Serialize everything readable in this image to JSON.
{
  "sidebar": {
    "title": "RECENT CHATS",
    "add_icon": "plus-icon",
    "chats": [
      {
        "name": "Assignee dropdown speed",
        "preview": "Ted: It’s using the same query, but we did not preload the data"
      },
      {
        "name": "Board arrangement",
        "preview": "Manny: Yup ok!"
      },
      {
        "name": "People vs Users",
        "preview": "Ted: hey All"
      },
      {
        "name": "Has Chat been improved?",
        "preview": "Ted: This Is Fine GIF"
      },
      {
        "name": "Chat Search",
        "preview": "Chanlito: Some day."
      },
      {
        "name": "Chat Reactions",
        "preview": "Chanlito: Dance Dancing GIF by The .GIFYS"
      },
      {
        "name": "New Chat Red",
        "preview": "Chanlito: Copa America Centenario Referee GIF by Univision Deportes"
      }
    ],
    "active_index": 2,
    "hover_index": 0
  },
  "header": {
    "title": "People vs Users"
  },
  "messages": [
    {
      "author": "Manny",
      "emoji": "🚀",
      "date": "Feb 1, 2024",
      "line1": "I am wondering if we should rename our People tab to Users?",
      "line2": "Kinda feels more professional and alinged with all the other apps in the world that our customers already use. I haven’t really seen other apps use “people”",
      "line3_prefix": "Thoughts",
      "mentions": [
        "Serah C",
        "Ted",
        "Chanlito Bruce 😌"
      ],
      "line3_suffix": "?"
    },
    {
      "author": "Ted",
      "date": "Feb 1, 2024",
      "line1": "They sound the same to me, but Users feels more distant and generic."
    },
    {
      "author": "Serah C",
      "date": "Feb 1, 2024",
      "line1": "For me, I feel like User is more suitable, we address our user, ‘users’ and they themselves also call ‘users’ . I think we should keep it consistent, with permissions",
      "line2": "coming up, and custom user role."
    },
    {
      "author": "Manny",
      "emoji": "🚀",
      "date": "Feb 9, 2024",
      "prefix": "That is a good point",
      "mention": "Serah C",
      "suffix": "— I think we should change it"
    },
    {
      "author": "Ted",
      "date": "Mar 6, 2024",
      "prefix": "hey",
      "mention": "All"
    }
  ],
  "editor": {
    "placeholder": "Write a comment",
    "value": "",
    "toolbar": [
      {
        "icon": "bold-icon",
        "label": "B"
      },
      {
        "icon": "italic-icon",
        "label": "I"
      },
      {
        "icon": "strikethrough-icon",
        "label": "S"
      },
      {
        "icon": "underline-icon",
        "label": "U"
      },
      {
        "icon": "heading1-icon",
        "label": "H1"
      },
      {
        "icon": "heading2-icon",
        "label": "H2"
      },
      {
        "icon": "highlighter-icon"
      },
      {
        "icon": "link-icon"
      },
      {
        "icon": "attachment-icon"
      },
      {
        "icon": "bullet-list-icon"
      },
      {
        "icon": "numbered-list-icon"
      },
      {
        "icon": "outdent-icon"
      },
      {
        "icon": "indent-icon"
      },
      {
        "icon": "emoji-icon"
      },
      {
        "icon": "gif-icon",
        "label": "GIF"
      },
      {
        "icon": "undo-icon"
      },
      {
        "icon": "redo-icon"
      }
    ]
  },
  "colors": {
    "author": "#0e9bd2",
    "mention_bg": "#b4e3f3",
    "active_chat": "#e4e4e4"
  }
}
^^^^
▸ **Aim of the task**: Write out every record, exactly as written.

▸ **Full response**:
Serialize everything readable in this image to JSON.
{
  "sidebar": {
    "title": "RECENT CHATS",
    "add_icon": "plus-icon",
    "chats": [
      {
        "name": "Assignee dropdown speed",
        "preview": "Ted: It’s using the same query, but we did not preload the data"
      },
      {
        "name": "Board arrangement",
        "preview": "Manny: Yup ok!"
      },
      {
        "name": "People vs Users",
        "preview": "Ted: hey All"
      },
      {
        "name": "Has Chat been improved?",
        "preview": "Ted: This Is Fine GIF"
      },
      {
        "name": "Chat Search",
        "preview": "Chanlito: Some day."
      },
      {
        "name": "Chat Reactions",
        "preview": "Chanlito: Dance Dancing GIF by The .GIFYS"
      },
      {
        "name": "New Chat Red",
        "preview": "Chanlito: Copa America Centenario Referee GIF by Univision Deportes"
      }
    ],
    "active_index": 2,
    "hover_index": 0
  },
  "header": {
    "title": "People vs Users"
  },
  "messages": [
    {
      "author": "Manny",
      "emoji": "🚀",
      "date": "Feb 1, 2024",
      "line1": "I am wondering if we should rename our People tab to Users?",
      "line2": "Kinda feels more professional and alinged with all the other apps in the world that our customers already use. I haven’t really seen other apps use “people”",
      "line3_prefix": "Thoughts",
      "mentions": [
        "Serah C",
        "Ted",
        "Chanlito Bruce 😌"
      ],
      "line3_suffix": "?"
    },
    {
      "author": "Ted",
      "date": "Feb 1, 2024",
      "line1": "They sound the same to me, but Users feels more distant and generic."
    },
    {
      "author": "Serah C",
      "date": "Feb 1, 2024",
      "line1": "For me, I feel like User is more suitable, we address our user, ‘users’ and they themselves also call ‘users’ . I think we should keep it consistent, with permissions",
      "line2": "coming up, and custom user role."
    },
    {
      "author": "Manny",
      "emoji": "🚀",
      "date": "Feb 9, 2024",
      "prefix": "That is a good point",
      "mention": "Serah C",
      "suffix": "— I think we should change it"
    },
    {
      "author": "Ted",
      "date": "Mar 6, 2024",
      "prefix": "hey",
      "mention": "All"
    }
  ],
  "editor": {
    "placeholder": "Write a comment",
    "value": "",
    "toolbar": [
      {
        "icon": "bold-icon",
        "label": "B"
      },
      {
        "icon": "italic-icon",
        "label": "I"
      },
      {
        "icon": "strikethrough-icon",
        "label": "S"
      },
      {
        "icon": "underline-icon",
        "label": "U"
      },
      {
        "icon": "heading1-icon",
        "label": "H1"
      },
      {
        "icon": "heading2-icon",
        "label": "H2"
      },
      {
        "icon": "highlighter-icon"
      },
      {
        "icon": "link-icon"
      },
      {
        "icon": "attachment-icon"
      },
      {
        "icon": "bullet-list-icon"
      },
      {
        "icon": "numbered-list-icon"
      },
      {
        "icon": "outdent-icon"
      },
      {
        "icon": "indent-icon"
      },
      {
        "icon": "emoji-icon"
      },
      {
        "icon": "gif-icon",
        "label": "GIF"
      },
      {
        "icon": "undo-icon"
      },
      {
        "icon": "redo-icon"
      }
    ]
  },
  "colors": {
    "author": "#0e9bd2",
    "mention_bg": "#b4e3f3",
    "active_chat": "#e4e4e4"
  }
}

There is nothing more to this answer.